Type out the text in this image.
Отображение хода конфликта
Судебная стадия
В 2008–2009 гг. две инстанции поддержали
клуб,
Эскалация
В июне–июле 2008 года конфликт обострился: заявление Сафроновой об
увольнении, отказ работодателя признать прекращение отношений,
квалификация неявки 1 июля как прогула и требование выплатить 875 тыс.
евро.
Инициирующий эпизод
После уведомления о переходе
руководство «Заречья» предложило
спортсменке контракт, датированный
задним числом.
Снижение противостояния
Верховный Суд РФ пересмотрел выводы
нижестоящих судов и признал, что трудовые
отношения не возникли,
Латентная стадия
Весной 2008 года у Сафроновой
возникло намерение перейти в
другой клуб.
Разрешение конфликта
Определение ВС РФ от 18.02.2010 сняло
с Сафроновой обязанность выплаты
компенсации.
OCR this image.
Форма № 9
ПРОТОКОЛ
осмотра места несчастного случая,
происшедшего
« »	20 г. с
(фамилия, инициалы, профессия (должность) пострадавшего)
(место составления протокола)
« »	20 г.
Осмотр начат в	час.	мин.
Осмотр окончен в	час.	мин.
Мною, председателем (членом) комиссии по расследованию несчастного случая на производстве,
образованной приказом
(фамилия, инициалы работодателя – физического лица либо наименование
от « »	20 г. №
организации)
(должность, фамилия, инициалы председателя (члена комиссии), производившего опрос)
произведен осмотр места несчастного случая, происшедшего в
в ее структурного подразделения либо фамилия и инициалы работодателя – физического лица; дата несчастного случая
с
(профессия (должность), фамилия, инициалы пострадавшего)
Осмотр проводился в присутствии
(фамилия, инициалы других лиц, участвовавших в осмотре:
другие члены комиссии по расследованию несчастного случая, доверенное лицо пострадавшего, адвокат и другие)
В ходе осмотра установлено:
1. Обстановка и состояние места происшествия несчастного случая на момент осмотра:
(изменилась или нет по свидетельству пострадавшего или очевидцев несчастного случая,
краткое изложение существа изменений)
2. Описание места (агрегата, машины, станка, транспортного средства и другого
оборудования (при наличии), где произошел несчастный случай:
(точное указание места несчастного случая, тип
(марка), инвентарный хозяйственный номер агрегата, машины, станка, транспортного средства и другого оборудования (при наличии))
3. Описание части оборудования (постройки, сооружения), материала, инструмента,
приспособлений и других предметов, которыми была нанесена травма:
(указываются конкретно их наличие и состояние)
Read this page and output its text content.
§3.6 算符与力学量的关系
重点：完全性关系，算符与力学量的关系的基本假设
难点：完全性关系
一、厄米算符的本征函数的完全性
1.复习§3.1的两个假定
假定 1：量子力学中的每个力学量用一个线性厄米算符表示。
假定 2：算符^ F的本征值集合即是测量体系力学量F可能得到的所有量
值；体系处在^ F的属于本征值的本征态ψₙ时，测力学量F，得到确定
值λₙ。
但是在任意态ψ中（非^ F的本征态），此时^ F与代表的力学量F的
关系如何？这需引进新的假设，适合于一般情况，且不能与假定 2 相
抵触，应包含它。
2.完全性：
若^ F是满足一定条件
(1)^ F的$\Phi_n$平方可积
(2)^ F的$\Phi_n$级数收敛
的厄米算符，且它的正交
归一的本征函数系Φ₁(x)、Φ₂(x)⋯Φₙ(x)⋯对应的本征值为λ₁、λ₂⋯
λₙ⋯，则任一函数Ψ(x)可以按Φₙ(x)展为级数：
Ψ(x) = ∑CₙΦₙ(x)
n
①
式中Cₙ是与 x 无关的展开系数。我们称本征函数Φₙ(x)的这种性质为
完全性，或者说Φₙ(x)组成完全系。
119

INSTRUCTIONS FOR THE TASK
Your task is to transcribe the material exactly.

WRITTEN ANSWER
Type out the text in this image.
Отображение хода конфликта
Судебная стадия
В 2008–2009 гг. две инстанции поддержали
клуб,
Эскалация
В июне–июле 2008 года конфликт обострился: заявление Сафроновой об
увольнении, отказ работодателя признать прекращение отношений,
квалификация неявки 1 июля как прогула и требование выплатить 875 тыс.
евро.
Инициирующий эпизод
После уведомления о переходе
руководство «Заречья» предложило
спортсменке контракт, датированный
задним числом.
Снижение противостояния
Верховный Суд РФ пересмотрел выводы
нижестоящих судов и признал, что трудовые
отношения не возникли,
Латентная стадия
Весной 2008 года у Сафроновой
возникло намерение перейти в
другой клуб.
Разрешение конфликта
Определение ВС РФ от 18.02.2010 сняло
с Сафроновой обязанность выплаты
компенсации.
OCR this image.
Форма № 9
ПРОТОКОЛ
осмотра места несчастного случая,
происшедшего
« »	20 г. с
(фамилия, инициалы, профессия (должность) пострадавшего)
(место составления протокола)
« »	20 г.
Осмотр начат в	час.	мин.
Осмотр окончен в	час.	мин.
Мною, председателем (членом) комиссии по расследованию несчастного случая на производстве,
образованной приказом
(фамилия, инициалы работодателя – физического лица либо наименование
от « »	20 г. №
организации)
(должность, фамилия, инициалы председателя (члена комиссии), производившего опрос)
произведен осмотр места несчастного случая, происшедшего в
в ее структурного подразделения либо фамилия и инициалы работодателя – физического лица; дата несчастного случая
с
(профессия (должность), фамилия, инициалы пострадавшего)
Осмотр проводился в присутствии
(фамилия, инициалы других лиц, участвовавших в осмотре:
другие члены комиссии по расследованию несчастного случая, доверенное лицо пострадавшего, адвокат и другие)
В ходе осмотра установлено:
1. Обстановка и состояние места происшествия несчастного случая на момент осмотра:
(изменилась или нет по свидетельству пострадавшего или очевидцев несчастного случая,
краткое изложение существа изменений)
2. Описание места (агрегата, машины, станка, транспортного средства и другого
оборудования (при наличии), где произошел несчастный случай:
(точное указание места несчастного случая, тип
(марка), инвентарный хозяйственный номер агрегата, машины, станка, транспортного средства и другого оборудования (при наличии))
3. Описание части оборудования (постройки, сооружения), материала, инструмента,
приспособлений и других предметов, которыми была нанесена травма:
(указываются конкретно их наличие и состояние)
Read this page and output its text content.
§3.6 算符与力学量的关系
重点：完全性关系，算符与力学量的关系的基本假设
难点：完全性关系
一、厄米算符的本征函数的完全性
1.复习§3.1的两个假定
假定 1：量子力学中的每个力学量用一个线性厄米算符表示。
假定 2：算符^ F的本征值集合即是测量体系力学量F可能得到的所有量
值；体系处在^ F的属于本征值的本征态ψₙ时，测力学量F，得到确定
值λₙ。
但是在任意态ψ中（非^ F的本征态），此时^ F与代表的力学量F的
关系如何？这需引进新的假设，适合于一般情况，且不能与假定 2 相
抵触，应包含它。
2.完全性：
若^ F是满足一定条件
(1)^ F的$\Phi_n$平方可积
(2)^ F的$\Phi_n$级数收敛
的厄米算符，且它的正交
归一的本征函数系Φ₁(x)、Φ₂(x)⋯Φₙ(x)⋯对应的本征值为λ₁、λ₂⋯
λₙ⋯，则任一函数Ψ(x)可以按Φₙ(x)展为级数：
Ψ(x) = ∑CₙΦₙ(x)
n
①
式中Cₙ是与 x 无关的展开系数。我们称本征函数Φₙ(x)的这种性质为
完全性，或者说Φₙ(x)组成完全系。
119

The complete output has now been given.